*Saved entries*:
-=-=-=-=-
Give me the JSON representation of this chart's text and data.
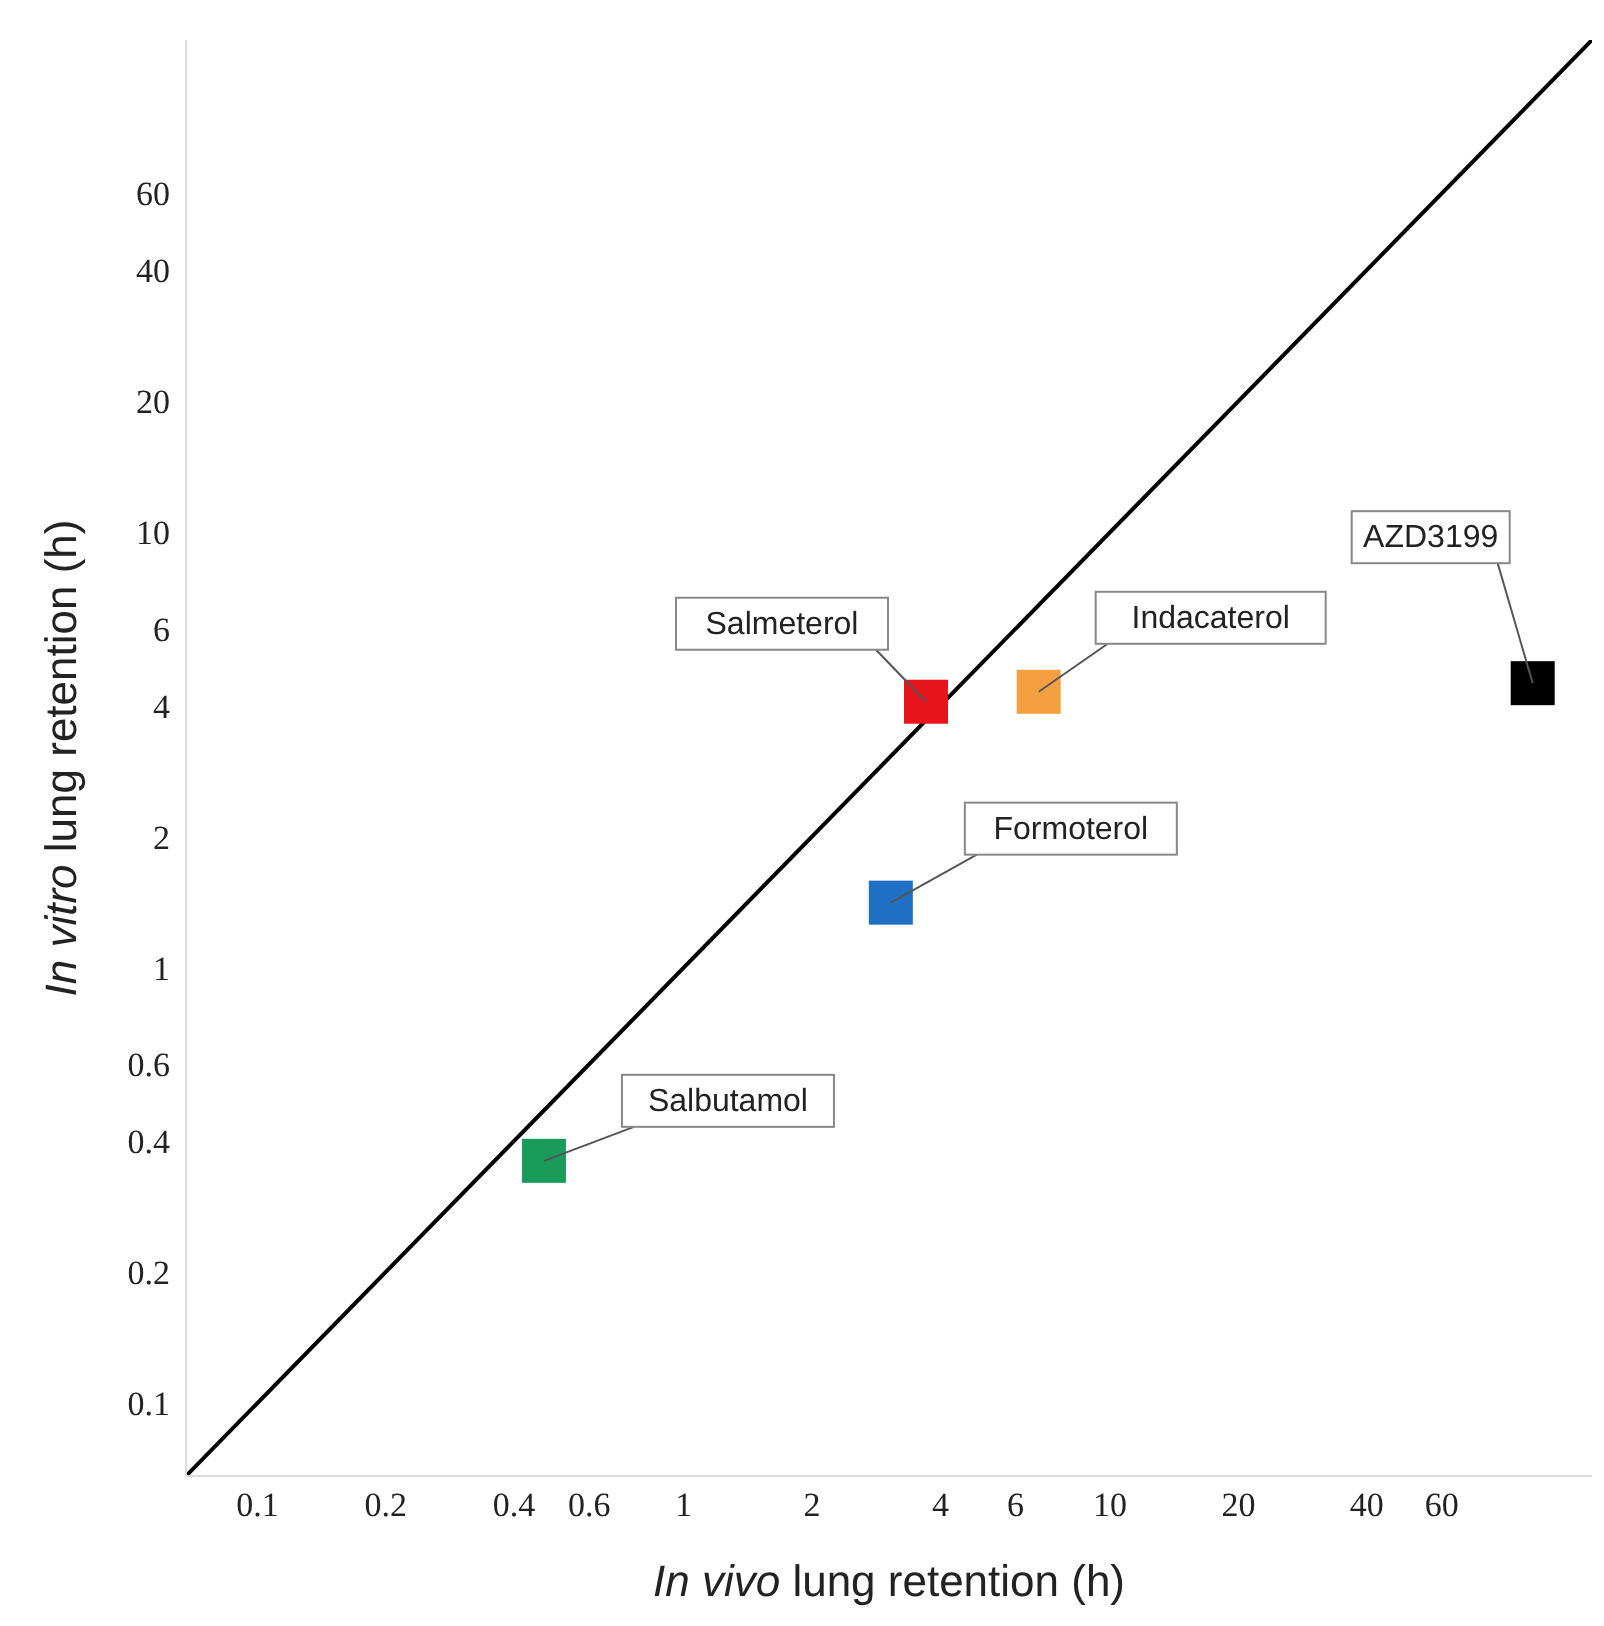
{
  "chart_data": {
    "type": "scatter",
    "xlabel": "In vivo lung retention (h)",
    "ylabel": "In vitro lung retention (h)",
    "log": "xy",
    "grid": false,
    "legend": false,
    "marker": "square",
    "xlim": [
      0.068,
      135
    ],
    "ylim": [
      0.068,
      135
    ],
    "xticks": [
      0.1,
      0.2,
      0.4,
      0.6,
      1,
      2,
      4,
      6,
      10,
      20,
      40,
      60
    ],
    "yticks": [
      0.1,
      0.2,
      0.4,
      0.6,
      1,
      2,
      4,
      6,
      10,
      20,
      40,
      60
    ],
    "series": [
      {
        "type": "line",
        "color": "#000000",
        "x": [
          0.068,
          135
        ],
        "values": [
          0.068,
          135
        ],
        "line_style": "solid",
        "marker": "none"
      },
      {
        "name": "Salbutamol",
        "color": "#1a9b5a",
        "x": [
          0.47
        ],
        "values": [
          0.36
        ]
      },
      {
        "name": "Formoterol",
        "color": "#1f6fc5",
        "x": [
          3.06
        ],
        "values": [
          1.41
        ]
      },
      {
        "name": "Salmeterol",
        "color": "#e8141b",
        "x": [
          3.7
        ],
        "values": [
          4.08
        ]
      },
      {
        "name": "Indacaterol",
        "color": "#f5a040",
        "x": [
          6.8
        ],
        "values": [
          4.3
        ]
      },
      {
        "name": "AZD3199",
        "color": "#000000",
        "x": [
          98
        ],
        "values": [
          4.5
        ]
      }
    ]
  }
}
-=-=-=-=-
*OBJECTIVE*:
Copy the data exactly. Any picture it contains is to be omitted.

*ANSWER*:
Give me the JSON representation of this chart's text and data.
{
  "chart_data": {
    "type": "scatter",
    "xlabel": "In vivo lung retention (h)",
    "ylabel": "In vitro lung retention (h)",
    "log": "xy",
    "grid": false,
    "legend": false,
    "marker": "square",
    "xlim": [
      0.068,
      135
    ],
    "ylim": [
      0.068,
      135
    ],
    "xticks": [
      0.1,
      0.2,
      0.4,
      0.6,
      1,
      2,
      4,
      6,
      10,
      20,
      40,
      60
    ],
    "yticks": [
      0.1,
      0.2,
      0.4,
      0.6,
      1,
      2,
      4,
      6,
      10,
      20,
      40,
      60
    ],
    "series": [
      {
        "type": "line",
        "color": "#000000",
        "x": [
          0.068,
          135
        ],
        "values": [
          0.068,
          135
        ],
        "line_style": "solid",
        "marker": "none"
      },
      {
        "name": "Salbutamol",
        "color": "#1a9b5a",
        "x": [
          0.47
        ],
        "values": [
          0.36
        ]
      },
      {
        "name": "Formoterol",
        "color": "#1f6fc5",
        "x": [
          3.06
        ],
        "values": [
          1.41
        ]
      },
      {
        "name": "Salmeterol",
        "color": "#e8141b",
        "x": [
          3.7
        ],
        "values": [
          4.08
        ]
      },
      {
        "name": "Indacaterol",
        "color": "#f5a040",
        "x": [
          6.8
        ],
        "values": [
          4.3
        ]
      },
      {
        "name": "AZD3199",
        "color": "#000000",
        "x": [
          98
        ],
        "values": [
          4.5
        ]
      }
    ]
  }
}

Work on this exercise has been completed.